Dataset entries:
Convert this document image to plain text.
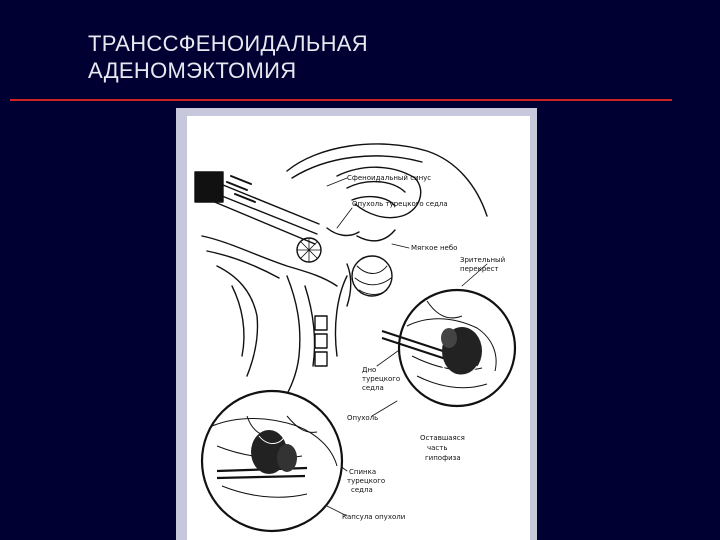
ТРАНССФЕНОИДАЛЬНАЯ
АДЕНОМЭКТОМИЯ
Сфеноидальный синус
Опухоль турецкого седла
Мягкое небо
Зрительный
перекрест
Дно
турецкого
седла
Опухоль
Оставшаяся
часть
гипофиза
Спинка
турецкого
седла
Капсула опухоли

SET TASK: Every entry above needs to be retyped exactly; drop the pictures.

TASK RESPONSE:
Convert this document image to plain text.
ТРАНССФЕНОИДАЛЬНАЯ
АДЕНОМЭКТОМИЯ
Сфеноидальный синус
Опухоль турецкого седла
Мягкое небо
Зрительный
перекрест
Дно
турецкого
седла
Опухоль
Оставшаяся
часть
гипофиза
Спинка
турецкого
седла
Капсула опухоли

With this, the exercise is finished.